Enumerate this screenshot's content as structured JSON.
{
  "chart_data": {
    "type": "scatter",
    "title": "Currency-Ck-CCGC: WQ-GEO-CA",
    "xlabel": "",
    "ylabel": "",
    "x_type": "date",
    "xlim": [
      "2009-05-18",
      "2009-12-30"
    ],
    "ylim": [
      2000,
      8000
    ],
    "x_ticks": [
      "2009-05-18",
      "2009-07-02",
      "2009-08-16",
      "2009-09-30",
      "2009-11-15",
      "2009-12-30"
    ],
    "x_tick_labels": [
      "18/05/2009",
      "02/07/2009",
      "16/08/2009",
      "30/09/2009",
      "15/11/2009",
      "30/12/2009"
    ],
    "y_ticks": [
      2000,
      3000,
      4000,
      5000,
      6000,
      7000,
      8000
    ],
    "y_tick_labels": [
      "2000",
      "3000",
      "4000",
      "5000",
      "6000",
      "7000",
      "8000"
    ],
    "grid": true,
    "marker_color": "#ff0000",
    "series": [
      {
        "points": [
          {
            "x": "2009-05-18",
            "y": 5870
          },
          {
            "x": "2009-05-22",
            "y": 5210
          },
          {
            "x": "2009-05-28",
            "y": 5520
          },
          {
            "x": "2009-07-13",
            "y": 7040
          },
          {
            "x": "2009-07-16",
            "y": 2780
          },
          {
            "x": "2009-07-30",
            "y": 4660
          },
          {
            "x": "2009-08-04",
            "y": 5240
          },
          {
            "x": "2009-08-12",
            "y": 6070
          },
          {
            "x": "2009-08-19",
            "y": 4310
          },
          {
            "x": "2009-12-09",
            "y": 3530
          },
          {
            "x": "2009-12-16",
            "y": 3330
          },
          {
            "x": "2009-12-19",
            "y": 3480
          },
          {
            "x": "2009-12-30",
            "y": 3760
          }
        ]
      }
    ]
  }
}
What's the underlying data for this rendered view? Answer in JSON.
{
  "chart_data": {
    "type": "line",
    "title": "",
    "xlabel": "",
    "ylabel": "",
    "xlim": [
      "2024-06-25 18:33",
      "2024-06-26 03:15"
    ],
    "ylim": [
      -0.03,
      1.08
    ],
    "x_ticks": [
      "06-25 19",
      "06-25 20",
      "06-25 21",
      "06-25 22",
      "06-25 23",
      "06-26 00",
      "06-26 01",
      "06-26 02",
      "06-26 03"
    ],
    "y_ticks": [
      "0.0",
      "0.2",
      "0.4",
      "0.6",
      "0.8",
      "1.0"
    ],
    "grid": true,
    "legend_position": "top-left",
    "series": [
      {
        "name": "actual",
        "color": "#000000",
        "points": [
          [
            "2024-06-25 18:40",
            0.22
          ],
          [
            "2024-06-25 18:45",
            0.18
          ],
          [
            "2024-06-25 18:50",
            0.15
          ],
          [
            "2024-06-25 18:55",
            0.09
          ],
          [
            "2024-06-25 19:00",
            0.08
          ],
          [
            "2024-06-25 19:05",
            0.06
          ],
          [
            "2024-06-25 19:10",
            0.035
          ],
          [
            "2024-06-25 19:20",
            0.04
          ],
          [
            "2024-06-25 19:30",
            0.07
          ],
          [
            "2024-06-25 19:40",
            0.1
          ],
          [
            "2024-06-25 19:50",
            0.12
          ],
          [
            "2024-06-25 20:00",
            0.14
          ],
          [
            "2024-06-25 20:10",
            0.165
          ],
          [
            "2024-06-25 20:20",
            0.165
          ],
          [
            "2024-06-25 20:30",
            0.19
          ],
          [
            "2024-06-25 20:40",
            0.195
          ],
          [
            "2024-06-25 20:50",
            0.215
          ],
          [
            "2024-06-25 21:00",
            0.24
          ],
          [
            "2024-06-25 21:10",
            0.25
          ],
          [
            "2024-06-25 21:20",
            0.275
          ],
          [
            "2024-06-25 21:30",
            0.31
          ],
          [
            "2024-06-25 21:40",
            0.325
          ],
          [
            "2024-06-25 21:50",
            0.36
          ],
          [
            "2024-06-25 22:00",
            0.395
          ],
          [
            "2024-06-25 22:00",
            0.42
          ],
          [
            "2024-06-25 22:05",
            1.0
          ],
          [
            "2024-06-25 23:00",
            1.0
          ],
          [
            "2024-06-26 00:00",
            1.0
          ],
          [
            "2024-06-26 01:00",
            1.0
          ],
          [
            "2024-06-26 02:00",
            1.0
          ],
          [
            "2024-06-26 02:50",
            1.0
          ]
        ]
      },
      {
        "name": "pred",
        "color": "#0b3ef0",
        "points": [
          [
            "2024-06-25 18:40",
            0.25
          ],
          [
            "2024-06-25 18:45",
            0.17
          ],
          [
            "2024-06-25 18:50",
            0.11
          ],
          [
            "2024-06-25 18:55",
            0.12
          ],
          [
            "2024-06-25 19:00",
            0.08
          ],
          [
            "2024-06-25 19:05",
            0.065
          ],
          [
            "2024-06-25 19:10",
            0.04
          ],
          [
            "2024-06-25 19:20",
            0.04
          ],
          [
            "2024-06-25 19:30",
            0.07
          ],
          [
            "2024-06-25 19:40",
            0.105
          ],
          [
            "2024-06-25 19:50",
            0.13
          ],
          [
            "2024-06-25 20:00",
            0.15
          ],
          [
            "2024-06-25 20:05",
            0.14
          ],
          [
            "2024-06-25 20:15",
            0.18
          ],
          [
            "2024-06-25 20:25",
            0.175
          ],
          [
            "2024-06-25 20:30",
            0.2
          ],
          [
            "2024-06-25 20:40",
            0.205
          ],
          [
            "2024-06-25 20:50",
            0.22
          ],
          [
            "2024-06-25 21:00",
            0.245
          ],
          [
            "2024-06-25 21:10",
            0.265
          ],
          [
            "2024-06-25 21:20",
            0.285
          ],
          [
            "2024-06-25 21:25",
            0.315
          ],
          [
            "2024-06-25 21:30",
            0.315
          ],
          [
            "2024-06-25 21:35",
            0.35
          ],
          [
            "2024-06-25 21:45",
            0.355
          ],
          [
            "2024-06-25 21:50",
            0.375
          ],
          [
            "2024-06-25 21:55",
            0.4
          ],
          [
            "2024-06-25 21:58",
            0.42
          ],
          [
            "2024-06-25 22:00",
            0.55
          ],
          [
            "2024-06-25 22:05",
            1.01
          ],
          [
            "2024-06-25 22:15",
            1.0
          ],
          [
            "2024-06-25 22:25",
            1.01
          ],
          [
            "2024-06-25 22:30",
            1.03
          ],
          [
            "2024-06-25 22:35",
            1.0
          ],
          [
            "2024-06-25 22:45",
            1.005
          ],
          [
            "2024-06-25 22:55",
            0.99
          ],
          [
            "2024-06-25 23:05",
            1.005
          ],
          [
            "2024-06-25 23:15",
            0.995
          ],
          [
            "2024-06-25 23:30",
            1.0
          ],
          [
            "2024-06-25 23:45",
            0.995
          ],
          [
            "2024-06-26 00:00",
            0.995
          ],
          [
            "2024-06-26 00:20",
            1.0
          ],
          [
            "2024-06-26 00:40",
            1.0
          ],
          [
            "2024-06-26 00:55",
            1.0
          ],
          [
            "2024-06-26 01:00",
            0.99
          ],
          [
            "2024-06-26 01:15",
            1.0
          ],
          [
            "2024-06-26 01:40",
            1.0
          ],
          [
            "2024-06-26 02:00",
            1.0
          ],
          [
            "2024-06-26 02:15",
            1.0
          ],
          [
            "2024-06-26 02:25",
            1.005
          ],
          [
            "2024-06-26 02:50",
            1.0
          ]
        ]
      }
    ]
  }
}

What is needed:
Tell how many lines in the material contain the word "title". Only the number is wanted.

Response to the task:
2